EXERCISE GOAL
Scan the lines below for the string "image" and copy every one that has it.

Structured figure records
● ● ● ●
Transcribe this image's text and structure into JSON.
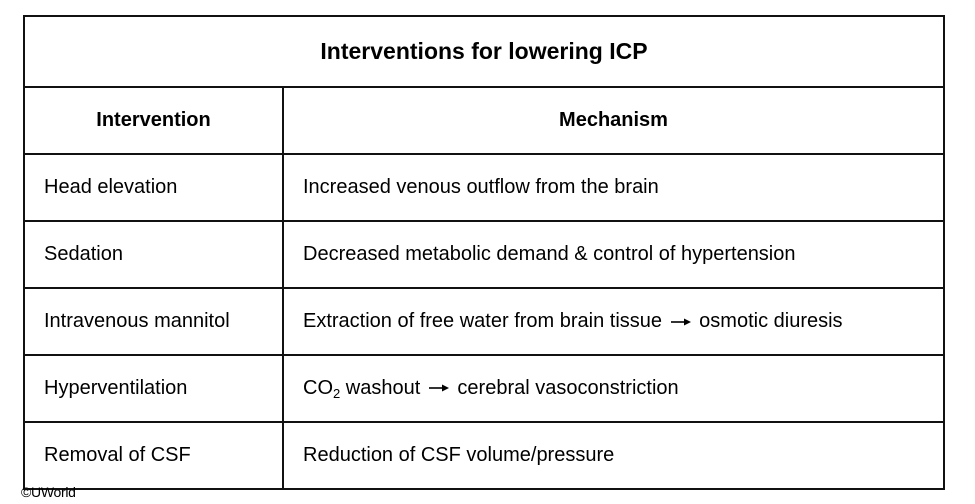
{
  "table": {
    "title": "Interventions for lowering ICP",
    "headers": [
      "Intervention",
      "Mechanism"
    ],
    "rows": [
      {
        "intervention": "Head elevation",
        "mechanism": "Increased venous outflow from the brain"
      },
      {
        "intervention": "Sedation",
        "mechanism": "Decreased metabolic demand & control of hypertension"
      },
      {
        "intervention": "Intravenous mannitol",
        "mechanism_pre": "Extraction of free water from brain tissue",
        "mechanism_post": "osmotic diuresis"
      },
      {
        "intervention": "Hyperventilation",
        "mechanism_co": "CO",
        "mechanism_sub": "2",
        "mechanism_pre": " washout",
        "mechanism_post": "cerebral vasoconstriction"
      },
      {
        "intervention": "Removal of CSF",
        "mechanism": "Reduction of CSF volume/pressure"
      }
    ]
  },
  "footer": {
    "copyright": "©UWorld"
  },
  "icons": {
    "arrow": "right-arrow-icon"
  }
}
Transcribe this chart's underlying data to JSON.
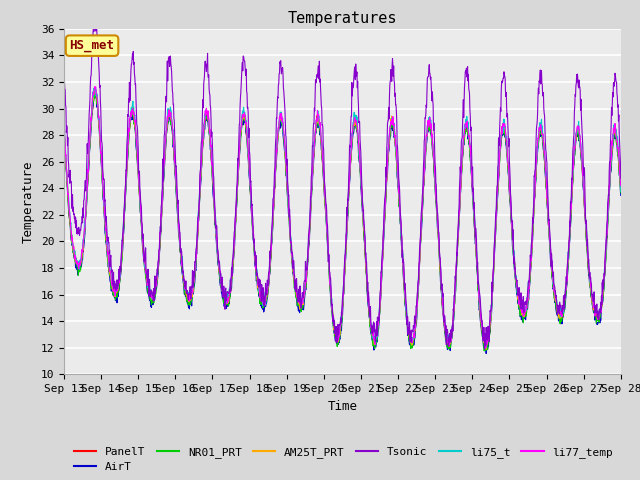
{
  "title": "Temperatures",
  "xlabel": "Time",
  "ylabel": "Temperature",
  "ylim": [
    10,
    36
  ],
  "yticks": [
    10,
    12,
    14,
    16,
    18,
    20,
    22,
    24,
    26,
    28,
    30,
    32,
    34,
    36
  ],
  "n_days": 15,
  "n_per_day": 96,
  "start_day": 13,
  "xtick_labels": [
    "Sep 13",
    "Sep 14",
    "Sep 15",
    "Sep 16",
    "Sep 17",
    "Sep 18",
    "Sep 19",
    "Sep 20",
    "Sep 21",
    "Sep 22",
    "Sep 23",
    "Sep 24",
    "Sep 25",
    "Sep 26",
    "Sep 27",
    "Sep 28"
  ],
  "series_colors": {
    "PanelT": "#ff0000",
    "AirT": "#0000cc",
    "NR01_PRT": "#00cc00",
    "AM25T_PRT": "#ffaa00",
    "Tsonic": "#8800cc",
    "li75_t": "#00cccc",
    "li77_temp": "#ff00ff"
  },
  "background_color": "#d8d8d8",
  "plot_bg_color": "#ebebeb",
  "annotation_text": "HS_met",
  "annotation_color": "#880000",
  "annotation_bg": "#ffff99",
  "annotation_border": "#cc8800",
  "title_fontsize": 11,
  "axis_label_fontsize": 9,
  "tick_fontsize": 8,
  "legend_fontsize": 8,
  "linewidth": 0.8
}
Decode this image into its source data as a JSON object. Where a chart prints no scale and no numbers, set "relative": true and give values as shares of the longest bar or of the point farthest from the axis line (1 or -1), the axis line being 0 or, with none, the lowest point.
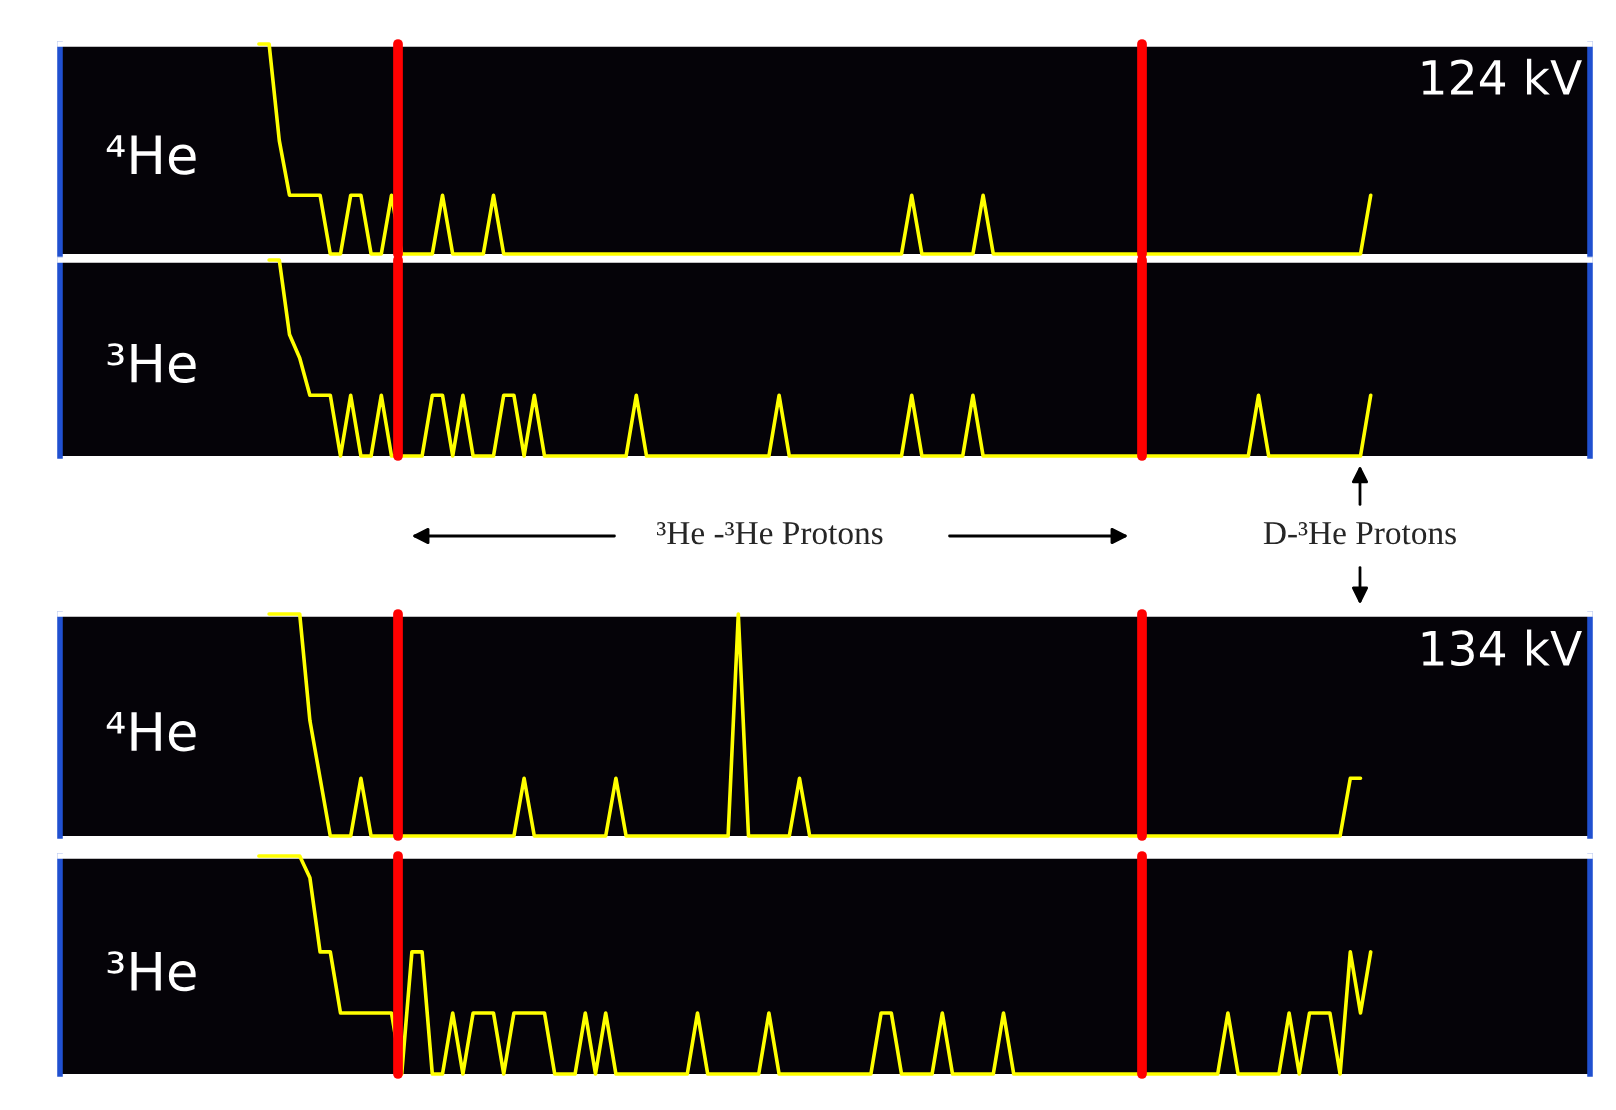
{
  "chart_data": [
    {
      "type": "line",
      "relative": true,
      "title": "⁴He",
      "annotations": [
        "124 kV"
      ],
      "categories": [
        null,
        null,
        null,
        null,
        null,
        null,
        null,
        null,
        null,
        null,
        null,
        null,
        null,
        null,
        null,
        null,
        null,
        null,
        null,
        null,
        null,
        null,
        null,
        null,
        null,
        null,
        null,
        null,
        null,
        null,
        null,
        null,
        null,
        null,
        null,
        null,
        null,
        null,
        null,
        null,
        null,
        null,
        null,
        null,
        null,
        null,
        null,
        null,
        null,
        null,
        null,
        null,
        null,
        null,
        null,
        null,
        null,
        null,
        null,
        null,
        null,
        null,
        null,
        null,
        null,
        null,
        null,
        null,
        null,
        null,
        null,
        null,
        null,
        null,
        null,
        null,
        null,
        null,
        null,
        null,
        null,
        null,
        null,
        null,
        null,
        null,
        null,
        null,
        null,
        null,
        null,
        null,
        null,
        null,
        null,
        null,
        null,
        null,
        null,
        null,
        null,
        null,
        null,
        null,
        null,
        null,
        null,
        null,
        null,
        null,
        null,
        null,
        null,
        null,
        null,
        null,
        null,
        null,
        null,
        null,
        null,
        null,
        null,
        null,
        null,
        null,
        null,
        null,
        null,
        null,
        null,
        null,
        null,
        null,
        null,
        null,
        null,
        null,
        null,
        null,
        null,
        null,
        null,
        null,
        null,
        null,
        null,
        null,
        null,
        null
      ],
      "color": "#ffff00",
      "values": [
        null,
        null,
        null,
        null,
        null,
        null,
        null,
        null,
        null,
        null,
        null,
        null,
        null,
        null,
        null,
        null,
        null,
        null,
        null,
        1,
        1,
        0.54,
        0.28,
        0.28,
        0.28,
        0.28,
        0,
        0,
        0.28,
        0.28,
        0,
        0,
        0.28,
        0,
        0,
        0,
        0,
        0.28,
        0,
        0,
        0,
        0,
        0.28,
        0,
        0,
        0,
        0,
        0,
        0,
        0,
        0,
        0,
        0,
        0,
        0,
        0,
        0,
        0,
        0,
        0,
        0,
        0,
        0,
        0,
        0,
        0,
        0,
        0,
        0,
        0,
        0,
        0,
        0,
        0,
        0,
        0,
        0,
        0,
        0,
        0,
        0,
        0,
        0,
        0.28,
        0,
        0,
        0,
        0,
        0,
        0,
        0.28,
        0,
        0,
        0,
        0,
        0,
        0,
        0,
        0,
        0,
        0,
        0,
        0,
        0,
        0,
        0,
        0,
        0,
        0,
        0,
        0,
        0,
        0,
        0,
        0,
        0,
        0,
        0,
        0,
        0,
        0,
        0,
        0,
        0,
        0,
        0,
        0,
        0,
        0.28,
        null,
        null,
        null,
        null,
        null,
        null,
        null,
        null,
        null,
        null,
        null,
        null,
        null,
        null,
        null,
        null,
        null,
        null,
        null,
        null,
        null
      ]
    },
    {
      "type": "line",
      "relative": true,
      "title": "³He",
      "annotations": [
        "³He -³He Protons",
        "D-³He Protons"
      ],
      "categories": [
        null,
        null,
        null,
        null,
        null,
        null,
        null,
        null,
        null,
        null,
        null,
        null,
        null,
        null,
        null,
        null,
        null,
        null,
        null,
        null,
        null,
        null,
        null,
        null,
        null,
        null,
        null,
        null,
        null,
        null,
        null,
        null,
        null,
        null,
        null,
        null,
        null,
        null,
        null,
        null,
        null,
        null,
        null,
        null,
        null,
        null,
        null,
        null,
        null,
        null,
        null,
        null,
        null,
        null,
        null,
        null,
        null,
        null,
        null,
        null,
        null,
        null,
        null,
        null,
        null,
        null,
        null,
        null,
        null,
        null,
        null,
        null,
        null,
        null,
        null,
        null,
        null,
        null,
        null,
        null,
        null,
        null,
        null,
        null,
        null,
        null,
        null,
        null,
        null,
        null,
        null,
        null,
        null,
        null,
        null,
        null,
        null,
        null,
        null,
        null,
        null,
        null,
        null,
        null,
        null,
        null,
        null,
        null,
        null,
        null,
        null,
        null,
        null,
        null,
        null,
        null,
        null,
        null,
        null,
        null,
        null,
        null,
        null,
        null,
        null,
        null,
        null,
        null,
        null,
        null,
        null,
        null,
        null,
        null,
        null,
        null,
        null,
        null,
        null,
        null,
        null,
        null,
        null,
        null,
        null,
        null,
        null,
        null,
        null,
        null
      ],
      "color": "#ffff00",
      "values": [
        null,
        null,
        null,
        null,
        null,
        null,
        null,
        null,
        null,
        null,
        null,
        null,
        null,
        null,
        null,
        null,
        null,
        null,
        null,
        null,
        1,
        1,
        0.62,
        0.5,
        0.31,
        0.31,
        0.31,
        0,
        0.31,
        0,
        0,
        0.31,
        0,
        0,
        0,
        0,
        0.31,
        0.31,
        0,
        0.31,
        0,
        0,
        0,
        0.31,
        0.31,
        0,
        0.31,
        0,
        0,
        0,
        0,
        0,
        0,
        0,
        0,
        0,
        0.31,
        0,
        0,
        0,
        0,
        0,
        0,
        0,
        0,
        0,
        0,
        0,
        0,
        0,
        0.31,
        0,
        0,
        0,
        0,
        0,
        0,
        0,
        0,
        0,
        0,
        0,
        0,
        0.31,
        0,
        0,
        0,
        0,
        0,
        0.31,
        0,
        0,
        0,
        0,
        0,
        0,
        0,
        0,
        0,
        0,
        0,
        0,
        0,
        0,
        0,
        0,
        0,
        0,
        0,
        0,
        0,
        0,
        0,
        0,
        0,
        0,
        0,
        0.31,
        0,
        0,
        0,
        0,
        0,
        0,
        0,
        0,
        0,
        0,
        0.31,
        null,
        null,
        null,
        null,
        null,
        null,
        null,
        null,
        null,
        null,
        null,
        null,
        null,
        null,
        null,
        null,
        null,
        null,
        null,
        null,
        null
      ]
    },
    {
      "type": "line",
      "relative": true,
      "title": "⁴He",
      "annotations": [
        "134 kV"
      ],
      "categories": [
        null,
        null,
        null,
        null,
        null,
        null,
        null,
        null,
        null,
        null,
        null,
        null,
        null,
        null,
        null,
        null,
        null,
        null,
        null,
        null,
        null,
        null,
        null,
        null,
        null,
        null,
        null,
        null,
        null,
        null,
        null,
        null,
        null,
        null,
        null,
        null,
        null,
        null,
        null,
        null,
        null,
        null,
        null,
        null,
        null,
        null,
        null,
        null,
        null,
        null,
        null,
        null,
        null,
        null,
        null,
        null,
        null,
        null,
        null,
        null,
        null,
        null,
        null,
        null,
        null,
        null,
        null,
        null,
        null,
        null,
        null,
        null,
        null,
        null,
        null,
        null,
        null,
        null,
        null,
        null,
        null,
        null,
        null,
        null,
        null,
        null,
        null,
        null,
        null,
        null,
        null,
        null,
        null,
        null,
        null,
        null,
        null,
        null,
        null,
        null,
        null,
        null,
        null,
        null,
        null,
        null,
        null,
        null,
        null,
        null,
        null,
        null,
        null,
        null,
        null,
        null,
        null,
        null,
        null,
        null,
        null,
        null,
        null,
        null,
        null,
        null,
        null,
        null,
        null,
        null,
        null,
        null,
        null,
        null,
        null,
        null,
        null,
        null,
        null,
        null,
        null,
        null,
        null,
        null,
        null,
        null,
        null,
        null,
        null,
        null
      ],
      "color": "#ffff00",
      "values": [
        null,
        null,
        null,
        null,
        null,
        null,
        null,
        null,
        null,
        null,
        null,
        null,
        null,
        null,
        null,
        null,
        null,
        null,
        null,
        null,
        1,
        1,
        1,
        1,
        0.52,
        0.26,
        0,
        0,
        0,
        0.26,
        0,
        0,
        0,
        0,
        0,
        0,
        0,
        0,
        0,
        0,
        0,
        0,
        0,
        0,
        0,
        0.26,
        0,
        0,
        0,
        0,
        0,
        0,
        0,
        0,
        0.26,
        0,
        0,
        0,
        0,
        0,
        0,
        0,
        0,
        0,
        0,
        0,
        1,
        0,
        0,
        0,
        0,
        0,
        0.26,
        0,
        0,
        0,
        0,
        0,
        0,
        0,
        0,
        0,
        0,
        0,
        0,
        0,
        0,
        0,
        0,
        0,
        0,
        0,
        0,
        0,
        0,
        0,
        0,
        0,
        0,
        0,
        0,
        0,
        0,
        0,
        0,
        0,
        0,
        0,
        0,
        0,
        0,
        0,
        0,
        0,
        0,
        0,
        0,
        0,
        0,
        0,
        0,
        0,
        0,
        0,
        0,
        0,
        0.26,
        0.26,
        null,
        null,
        null,
        null,
        null,
        null,
        null,
        null,
        null,
        null,
        null,
        null,
        null,
        null,
        null,
        null,
        null,
        null,
        null,
        null,
        null,
        null
      ]
    },
    {
      "type": "line",
      "relative": true,
      "title": "³He",
      "categories": [
        null,
        null,
        null,
        null,
        null,
        null,
        null,
        null,
        null,
        null,
        null,
        null,
        null,
        null,
        null,
        null,
        null,
        null,
        null,
        null,
        null,
        null,
        null,
        null,
        null,
        null,
        null,
        null,
        null,
        null,
        null,
        null,
        null,
        null,
        null,
        null,
        null,
        null,
        null,
        null,
        null,
        null,
        null,
        null,
        null,
        null,
        null,
        null,
        null,
        null,
        null,
        null,
        null,
        null,
        null,
        null,
        null,
        null,
        null,
        null,
        null,
        null,
        null,
        null,
        null,
        null,
        null,
        null,
        null,
        null,
        null,
        null,
        null,
        null,
        null,
        null,
        null,
        null,
        null,
        null,
        null,
        null,
        null,
        null,
        null,
        null,
        null,
        null,
        null,
        null,
        null,
        null,
        null,
        null,
        null,
        null,
        null,
        null,
        null,
        null,
        null,
        null,
        null,
        null,
        null,
        null,
        null,
        null,
        null,
        null,
        null,
        null,
        null,
        null,
        null,
        null,
        null,
        null,
        null,
        null,
        null,
        null,
        null,
        null,
        null,
        null,
        null,
        null,
        null,
        null,
        null,
        null,
        null,
        null,
        null,
        null,
        null,
        null,
        null,
        null,
        null,
        null,
        null,
        null,
        null,
        null,
        null,
        null,
        null,
        null
      ],
      "color": "#ffff00",
      "values": [
        null,
        null,
        null,
        null,
        null,
        null,
        null,
        null,
        null,
        null,
        null,
        null,
        null,
        null,
        null,
        null,
        null,
        null,
        null,
        1,
        1,
        1,
        1,
        1,
        0.9,
        0.56,
        0.56,
        0.28,
        0.28,
        0.28,
        0.28,
        0.28,
        0.28,
        0,
        0.56,
        0.56,
        0,
        0,
        0.28,
        0,
        0.28,
        0.28,
        0.28,
        0,
        0.28,
        0.28,
        0.28,
        0.28,
        0,
        0,
        0,
        0.28,
        0,
        0.28,
        0,
        0,
        0,
        0,
        0,
        0,
        0,
        0,
        0.28,
        0,
        0,
        0,
        0,
        0,
        0,
        0.28,
        0,
        0,
        0,
        0,
        0,
        0,
        0,
        0,
        0,
        0,
        0.28,
        0.28,
        0,
        0,
        0,
        0,
        0.28,
        0,
        0,
        0,
        0,
        0,
        0.28,
        0,
        0,
        0,
        0,
        0,
        0,
        0,
        0,
        0,
        0,
        0,
        0,
        0,
        0,
        0,
        0,
        0,
        0,
        0,
        0,
        0,
        0.28,
        0,
        0,
        0,
        0,
        0,
        0.28,
        0,
        0.28,
        0.28,
        0.28,
        0,
        0.56,
        0.28,
        0.56,
        null,
        null,
        null,
        null,
        null,
        null,
        null,
        null,
        null,
        null,
        null,
        null,
        null,
        null,
        null,
        null,
        null,
        null,
        null,
        null,
        null
      ]
    }
  ]
}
● ● ● ●
TASK ANSWER
Transcribe this image's text and structure into JSON.
Decode this image into its source data as a JSON object. Where a chart prints no scale and no numbers, set "relative": true and give values as shares of the longest bar or of the point farthest from the axis line (1 or -1), the axis line being 0 or, with none, the lowest point.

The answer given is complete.